▸ ARBEITSANWEISUNG 1: Ändere den Abschnitt des Textauszugs, der bei „In diesem Haus“ beginnt und bei „Land erkämpft hatte.“ endet, indem du „Premierministerin“ durch „Regierungschefin“ ersetzt, und gib ihn wieder.

▸ TEXTAUSZUG:
- - -
Irgendwo muss die Wut hin, und so zogen Mittwochnacht wieder Tausende Demonstranten durch Dhaka, hin zum Haus ihres Staatsgründers, der Bangladesch einst die Unabhängigkeit von Pakistan erstritten hatte, und setzten es in Brand. Einige waren mit Stöcken, Hämmern und Äxten ausgerüstet. Andere brachten sogar Bagger und Kräne mit, um das einstige Haus von Sheikh Mujibur Rahman abzureißen, und das Unabhängigkeitsdenkmal, das davorstand, gleich dazu.
In diesem Haus verkündete Rahman im Jahr 1971 die Unabhängigkeit Bangladeschs. Hier wurde Sheikh Mujibur Rahman 1975 auch ermordet, mit seiner Familie. Seine Tochter Hasina, die das Attentat überlebte, weil sie mit ihrer Schwester in Deutschland war, ließ das Haus später, als sie selbst Premierministerin wurde, zu einem Museum umbauen. Die Legitimität ihrer zunehmend autokratischen Herrschaft zog sie aus der Tatsache, dass ihr Vater die Freiheit für das Land erkämpft hatte.
Nach der Rede riefen die Demonstranten zur „Bulldozer-Prozession“ auf
Die Zerstörung des Hauses war eine Eskalation auf Ansage. Die Ex-Premierministerin, die im vergangenen Jahr nach wochenlangen, blutigen Protesten aus dem Land fliehen musste und seitdem im Exil in Indien lebt, hatte eine große Rede an ihr ehemaliges Volk angekündigt. Die Demonstranten hatten daraufhin zu einer „Bulldozer-Prozession“ aufgerufen. Als Sheikh Hasina am Mittwochabend um 21 Uhr zu sprechen begann, online nach Bangladesch übertragen, stürmten die Demonstranten das Haus ihres Vaters und begannen, die Ziegelmauern einzureißen. „Sie haben nicht die Macht, die Unabhängigkeit des Landes mit Bulldozern zu zerstören. Sie können vielleicht ein Gebäude zerstören, aber sie werden nicht in der Lage sein, die Geschichte auszulöschen“, sagte Hasina in ihrer Rede, während der Abriss weiterging, wie die Nachrichtenagentur Reuters berichtet.
Die Verdienste des Vaters sind unbestritten im Land. Doch die jungen Demonstranten, vorwiegend Studenten, wollten schon im vergangenen August nichts mehr hören vom blutigen Trennungskrieg, den Bangladesch 1971 kämpfen musste, und der bis zuletzt als Grundlage für eine Quotenregelung diente, mit der den Nachfahren der Widerstandskämpfer weiterhin Studienplätze und Jobs zugeschanzt wurden. An dieser Regelung hatten sich die Proteste im vergangenen Jahr entzündet, und auch am Mittwoch wurde die Demonstration von der Gruppe „Studenten gegen Diskriminierung“ zusammengerufen.
- - -
▸ EINGABEDATEN:
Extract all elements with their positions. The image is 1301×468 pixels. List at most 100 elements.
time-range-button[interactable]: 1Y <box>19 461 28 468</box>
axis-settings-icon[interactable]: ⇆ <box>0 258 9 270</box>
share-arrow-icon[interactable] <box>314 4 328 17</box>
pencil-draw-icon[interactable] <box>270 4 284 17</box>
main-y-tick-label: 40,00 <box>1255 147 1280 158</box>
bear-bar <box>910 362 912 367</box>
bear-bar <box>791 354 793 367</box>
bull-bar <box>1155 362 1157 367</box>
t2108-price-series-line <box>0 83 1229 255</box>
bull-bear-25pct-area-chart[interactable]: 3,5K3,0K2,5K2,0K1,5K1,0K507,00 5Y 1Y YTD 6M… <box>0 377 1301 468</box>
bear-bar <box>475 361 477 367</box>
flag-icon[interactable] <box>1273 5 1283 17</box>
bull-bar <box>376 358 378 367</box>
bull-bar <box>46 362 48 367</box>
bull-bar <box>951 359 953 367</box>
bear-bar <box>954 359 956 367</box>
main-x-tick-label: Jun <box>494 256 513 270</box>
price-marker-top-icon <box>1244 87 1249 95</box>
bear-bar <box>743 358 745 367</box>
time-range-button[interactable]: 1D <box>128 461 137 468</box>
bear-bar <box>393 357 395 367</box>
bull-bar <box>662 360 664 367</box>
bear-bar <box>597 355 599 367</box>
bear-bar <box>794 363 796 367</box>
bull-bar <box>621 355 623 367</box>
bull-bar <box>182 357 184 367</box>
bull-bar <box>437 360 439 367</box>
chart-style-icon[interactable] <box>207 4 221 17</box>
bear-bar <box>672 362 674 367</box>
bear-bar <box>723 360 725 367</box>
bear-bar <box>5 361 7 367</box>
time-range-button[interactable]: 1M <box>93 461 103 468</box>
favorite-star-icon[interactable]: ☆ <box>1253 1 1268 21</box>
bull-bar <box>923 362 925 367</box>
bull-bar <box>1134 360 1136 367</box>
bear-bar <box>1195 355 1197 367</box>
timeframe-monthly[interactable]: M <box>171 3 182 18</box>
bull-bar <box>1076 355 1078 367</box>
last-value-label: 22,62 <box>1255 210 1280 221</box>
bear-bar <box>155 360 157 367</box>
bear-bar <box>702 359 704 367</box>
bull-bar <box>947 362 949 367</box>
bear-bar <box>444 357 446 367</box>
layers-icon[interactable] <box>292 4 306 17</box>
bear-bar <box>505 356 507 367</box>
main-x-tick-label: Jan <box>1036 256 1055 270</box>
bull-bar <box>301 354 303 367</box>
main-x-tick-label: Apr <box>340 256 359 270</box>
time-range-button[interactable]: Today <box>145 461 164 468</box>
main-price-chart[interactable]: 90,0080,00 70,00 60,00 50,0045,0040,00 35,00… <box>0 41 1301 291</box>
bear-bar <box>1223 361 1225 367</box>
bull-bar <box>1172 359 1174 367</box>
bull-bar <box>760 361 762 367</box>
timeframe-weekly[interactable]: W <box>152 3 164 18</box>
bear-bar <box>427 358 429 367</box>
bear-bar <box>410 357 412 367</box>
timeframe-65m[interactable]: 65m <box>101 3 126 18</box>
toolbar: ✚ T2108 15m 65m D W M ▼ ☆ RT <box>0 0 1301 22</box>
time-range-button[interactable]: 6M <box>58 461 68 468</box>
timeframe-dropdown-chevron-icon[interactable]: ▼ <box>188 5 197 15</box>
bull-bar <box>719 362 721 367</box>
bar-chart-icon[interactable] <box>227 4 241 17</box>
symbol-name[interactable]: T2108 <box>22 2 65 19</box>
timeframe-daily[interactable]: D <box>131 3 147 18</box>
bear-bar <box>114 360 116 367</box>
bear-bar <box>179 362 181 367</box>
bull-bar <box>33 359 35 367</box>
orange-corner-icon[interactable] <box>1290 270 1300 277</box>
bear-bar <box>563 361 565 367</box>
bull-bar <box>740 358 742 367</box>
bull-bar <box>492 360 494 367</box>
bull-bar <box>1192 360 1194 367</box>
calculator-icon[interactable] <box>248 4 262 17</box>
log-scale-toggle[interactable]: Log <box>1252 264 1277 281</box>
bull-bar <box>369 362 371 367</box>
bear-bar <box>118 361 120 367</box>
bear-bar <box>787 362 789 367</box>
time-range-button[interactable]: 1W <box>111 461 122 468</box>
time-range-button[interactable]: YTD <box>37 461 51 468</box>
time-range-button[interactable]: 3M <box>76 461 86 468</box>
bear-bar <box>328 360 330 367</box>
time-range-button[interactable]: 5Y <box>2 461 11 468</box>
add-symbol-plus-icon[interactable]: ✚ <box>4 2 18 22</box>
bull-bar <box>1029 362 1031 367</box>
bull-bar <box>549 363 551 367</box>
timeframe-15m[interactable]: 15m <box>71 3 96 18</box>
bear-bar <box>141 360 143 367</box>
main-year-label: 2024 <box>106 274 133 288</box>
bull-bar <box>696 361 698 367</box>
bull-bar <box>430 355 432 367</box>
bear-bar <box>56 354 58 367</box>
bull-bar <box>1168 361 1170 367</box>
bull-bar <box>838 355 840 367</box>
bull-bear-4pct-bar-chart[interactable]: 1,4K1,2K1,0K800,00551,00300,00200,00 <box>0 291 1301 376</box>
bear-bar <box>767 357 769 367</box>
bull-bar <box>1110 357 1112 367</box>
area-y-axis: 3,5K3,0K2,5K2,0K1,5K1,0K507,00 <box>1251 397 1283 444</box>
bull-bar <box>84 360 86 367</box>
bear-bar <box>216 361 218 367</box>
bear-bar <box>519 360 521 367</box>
- - -
▸ ARBEITSANWEISUNG 2: Wiederhole unverändert die Zeilen der Auflistung, beginnend mit ihrem Anfang und endend mit der Zeile, die „bull-bar <box>1155 362 1157 367</box>“ enthält, beide einschließlich.

▸ ENDERGEBNIS 1:
In diesem Haus verkündete Rahman im Jahr 1971 die Unabhängigkeit Bangladeschs. Hier wurde Sheikh Mujibur Rahman 1975 auch ermordet, mit seiner Familie. Seine Tochter Hasina, die das Attentat überlebte, weil sie mit ihrer Schwester in Deutschland war, ließ das Haus später, als sie selbst Regierungschefin wurde, zu einem Museum umbauen. Die Legitimität ihrer zunehmend autokratischen Herrschaft zog sie aus der Tatsache, dass ihr Vater die Freiheit für das Land erkämpft hatte.

▸ ENDERGEBNIS 2:
Extract all elements with their positions. The image is 1301×468 pixels. List at most 100 elements.
time-range-button[interactable]: 1Y <box>19 461 28 468</box>
axis-settings-icon[interactable]: ⇆ <box>0 258 9 270</box>
share-arrow-icon[interactable] <box>314 4 328 17</box>
pencil-draw-icon[interactable] <box>270 4 284 17</box>
main-y-tick-label: 40,00 <box>1255 147 1280 158</box>
bear-bar <box>910 362 912 367</box>
bear-bar <box>791 354 793 367</box>
bull-bar <box>1155 362 1157 367</box>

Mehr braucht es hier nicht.